==== RECORDED INFORMATION

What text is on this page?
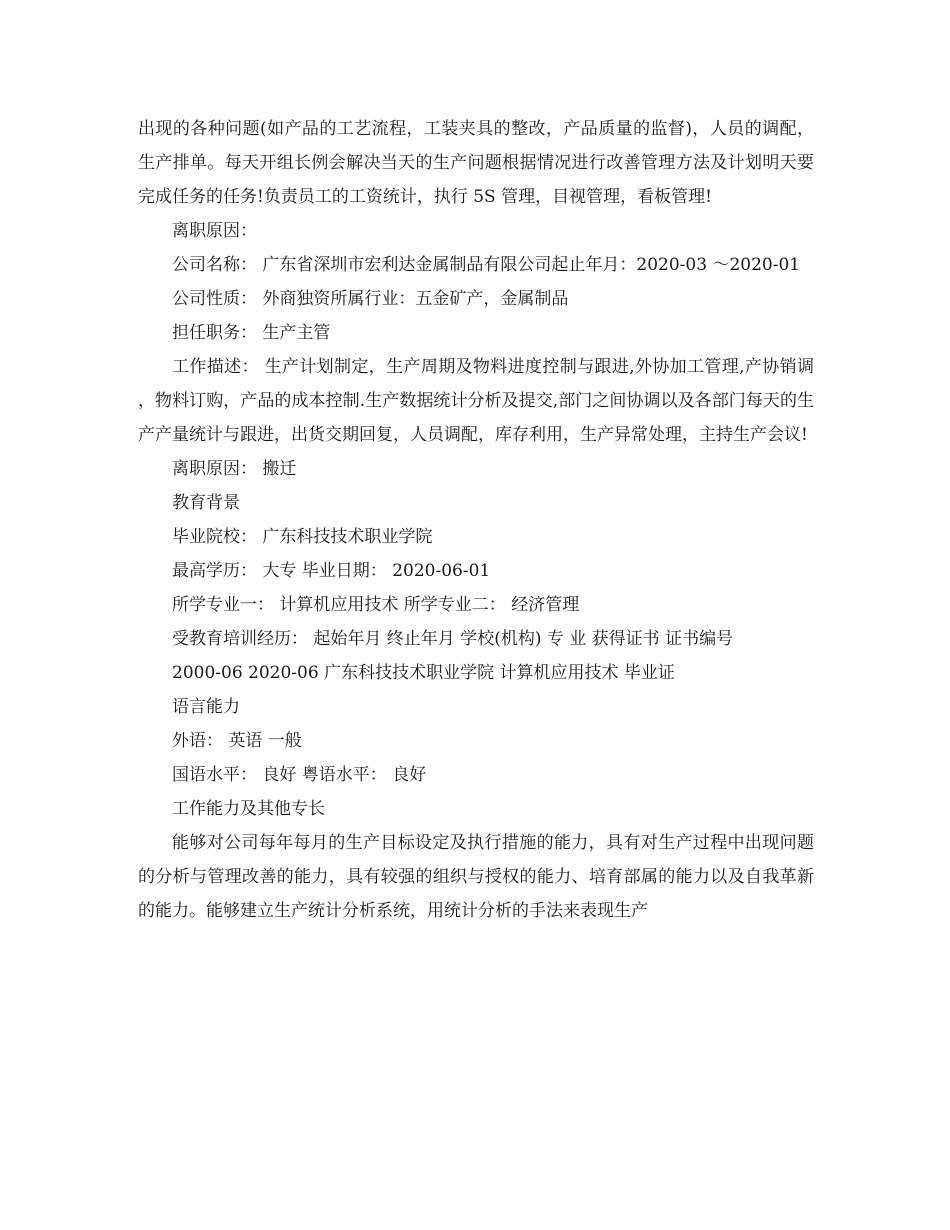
出现的各种问题(如产品的工艺流程，工装夹具的整改，产品质量的监督)，人员的调配，生产排单。每天开组长例会解决当天的生产问题根据情况进行改善管理方法及计划明天要完成任务的任务!负责员工的工资统计，执行 5S 管理，目视管理，看板管理!

离职原因：

公司名称： 广东省深圳市宏利达金属制品有限公司起止年月：2020-03 ～2020-01

公司性质： 外商独资所属行业：五金矿产，金属制品

担任职务： 生产主管

工作描述： 生产计划制定，生产周期及物料进度控制与跟进,外协加工管理,产协销调 ，物料订购，产品的成本控制.生产数据统计分析及提交,部门之间协调以及各部门每天的生产产量统计与跟进，出货交期回复，人员调配，库存利用，生产异常处理，主持生产会议!

离职原因： 搬迁

教育背景

毕业院校： 广东科技技术职业学院

最高学历： 大专 毕业日期： 2020-06-01

所学专业一： 计算机应用技术 所学专业二： 经济管理

受教育培训经历： 起始年月 终止年月 学校(机构) 专 业 获得证书 证书编号

2000-06 2020-06 广东科技技术职业学院 计算机应用技术 毕业证

语言能力

外语： 英语 一般

国语水平： 良好 粤语水平： 良好

工作能力及其他专长

能够对公司每年每月的生产目标设定及执行措施的能力，具有对生产过程中出现问题的分析与管理改善的能力，具有较强的组织与授权的能力、培育部属的能力以及自我革新的能力。能够建立生产统计分析系统，用统计分析的手法来表现生产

========

**PROBLEM**
The records above must be printed exactly; the pictures stay out.

**SOLUTION TO THIS EXERCISE**
What text is on this page?
出现的各种问题(如产品的工艺流程，工装夹具的整改，产品质量的监督)，人员的调配，生产排单。每天开组长例会解决当天的生产问题根据情况进行改善管理方法及计划明天要完成任务的任务!负责员工的工资统计，执行 5S 管理，目视管理，看板管理!

离职原因：

公司名称： 广东省深圳市宏利达金属制品有限公司起止年月：2020-03 ～2020-01

公司性质： 外商独资所属行业：五金矿产，金属制品

担任职务： 生产主管

工作描述： 生产计划制定，生产周期及物料进度控制与跟进,外协加工管理,产协销调 ，物料订购，产品的成本控制.生产数据统计分析及提交,部门之间协调以及各部门每天的生产产量统计与跟进，出货交期回复，人员调配，库存利用，生产异常处理，主持生产会议!

离职原因： 搬迁

教育背景

毕业院校： 广东科技技术职业学院

最高学历： 大专 毕业日期： 2020-06-01

所学专业一： 计算机应用技术 所学专业二： 经济管理

受教育培训经历： 起始年月 终止年月 学校(机构) 专 业 获得证书 证书编号

2000-06 2020-06 广东科技技术职业学院 计算机应用技术 毕业证

语言能力

外语： 英语 一般

国语水平： 良好 粤语水平： 良好

工作能力及其他专长

能够对公司每年每月的生产目标设定及执行措施的能力，具有对生产过程中出现问题的分析与管理改善的能力，具有较强的组织与授权的能力、培育部属的能力以及自我革新的能力。能够建立生产统计分析系统，用统计分析的手法来表现生产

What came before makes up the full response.